• **TASK DETAILS**: Without the images, print all the entries below exactly as given.

___ DATA

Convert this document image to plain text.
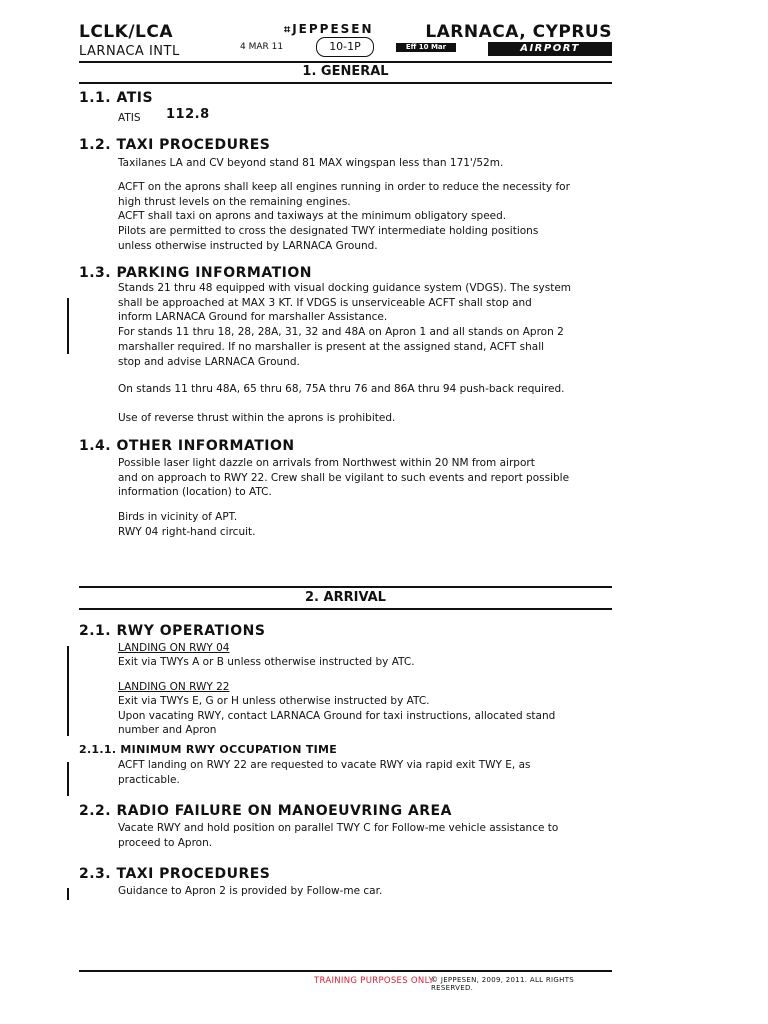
LCLK/LCA
LARNACA INTL
⌗ JEPPESEN
4 MAR 11	10-1P	Eff 10 Mar
LARNACA, CYPRUS
AIRPORT
1. GENERAL
1.1. ATIS
ATIS 112.8
1.2. TAXI PROCEDURES
Taxilanes LA and CV beyond stand 81 MAX wingspan less than 171'/52m.
ACFT on the aprons shall keep all engines running in order to reduce the necessity for
high thrust levels on the remaining engines.
ACFT shall taxi on aprons and taxiways at the minimum obligatory speed.
Pilots are permitted to cross the designated TWY intermediate holding positions
unless otherwise instructed by LARNACA Ground.
1.3. PARKING INFORMATION
Stands 21 thru 48 equipped with visual docking guidance system (VDGS). The system
shall be approached at MAX 3 KT. If VDGS is unserviceable ACFT shall stop and
inform LARNACA Ground for marshaller Assistance.
For stands 11 thru 18, 28, 28A, 31, 32 and 48A on Apron 1 and all stands on Apron 2
marshaller required. If no marshaller is present at the assigned stand, ACFT shall
stop and advise LARNACA Ground.
On stands 11 thru 48A, 65 thru 68, 75A thru 76 and 86A thru 94 push-back required.
Use of reverse thrust within the aprons is prohibited.
1.4. OTHER INFORMATION
Possible laser light dazzle on arrivals from Northwest within 20 NM from airport
and on approach to RWY 22. Crew shall be vigilant to such events and report possible
information (location) to ATC.
Birds in vicinity of APT.
RWY 04 right-hand circuit.
2. ARRIVAL
2.1. RWY OPERATIONS
LANDING ON RWY 04
Exit via TWYs A or B unless otherwise instructed by ATC.
LANDING ON RWY 22
Exit via TWYs E, G or H unless otherwise instructed by ATC.
Upon vacating RWY, contact LARNACA Ground for taxi instructions, allocated stand
number and Apron
2.1.1. MINIMUM RWY OCCUPATION TIME
ACFT landing on RWY 22 are requested to vacate RWY via rapid exit TWY E, as
practicable.
2.2. RADIO FAILURE ON MANOEUVRING AREA
Vacate RWY and hold position on parallel TWY C for Follow-me vehicle assistance to
proceed to Apron.
2.3. TAXI PROCEDURES
Guidance to Apron 2 is provided by Follow-me car.
TRAINING PURPOSES ONLY
© JEPPESEN, 2009, 2011. ALL RIGHTS RESERVED.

______

• **WRITTEN SOLUTION**:
Convert this document image to plain text.
LCLK/LCA
LARNACA INTL
⌗ JEPPESEN
4 MAR 11	10-1P	Eff 10 Mar
LARNACA, CYPRUS
AIRPORT
1. GENERAL
1.1. ATIS
ATIS 112.8
1.2. TAXI PROCEDURES
Taxilanes LA and CV beyond stand 81 MAX wingspan less than 171'/52m.
ACFT on the aprons shall keep all engines running in order to reduce the necessity for
high thrust levels on the remaining engines.
ACFT shall taxi on aprons and taxiways at the minimum obligatory speed.
Pilots are permitted to cross the designated TWY intermediate holding positions
unless otherwise instructed by LARNACA Ground.
1.3. PARKING INFORMATION
Stands 21 thru 48 equipped with visual docking guidance system (VDGS). The system
shall be approached at MAX 3 KT. If VDGS is unserviceable ACFT shall stop and
inform LARNACA Ground for marshaller Assistance.
For stands 11 thru 18, 28, 28A, 31, 32 and 48A on Apron 1 and all stands on Apron 2
marshaller required. If no marshaller is present at the assigned stand, ACFT shall
stop and advise LARNACA Ground.
On stands 11 thru 48A, 65 thru 68, 75A thru 76 and 86A thru 94 push-back required.
Use of reverse thrust within the aprons is prohibited.
1.4. OTHER INFORMATION
Possible laser light dazzle on arrivals from Northwest within 20 NM from airport
and on approach to RWY 22. Crew shall be vigilant to such events and report possible
information (location) to ATC.
Birds in vicinity of APT.
RWY 04 right-hand circuit.
2. ARRIVAL
2.1. RWY OPERATIONS
LANDING ON RWY 04
Exit via TWYs A or B unless otherwise instructed by ATC.
LANDING ON RWY 22
Exit via TWYs E, G or H unless otherwise instructed by ATC.
Upon vacating RWY, contact LARNACA Ground for taxi instructions, allocated stand
number and Apron
2.1.1. MINIMUM RWY OCCUPATION TIME
ACFT landing on RWY 22 are requested to vacate RWY via rapid exit TWY E, as
practicable.
2.2. RADIO FAILURE ON MANOEUVRING AREA
Vacate RWY and hold position on parallel TWY C for Follow-me vehicle assistance to
proceed to Apron.
2.3. TAXI PROCEDURES
Guidance to Apron 2 is provided by Follow-me car.
TRAINING PURPOSES ONLY
© JEPPESEN, 2009, 2011. ALL RIGHTS RESERVED.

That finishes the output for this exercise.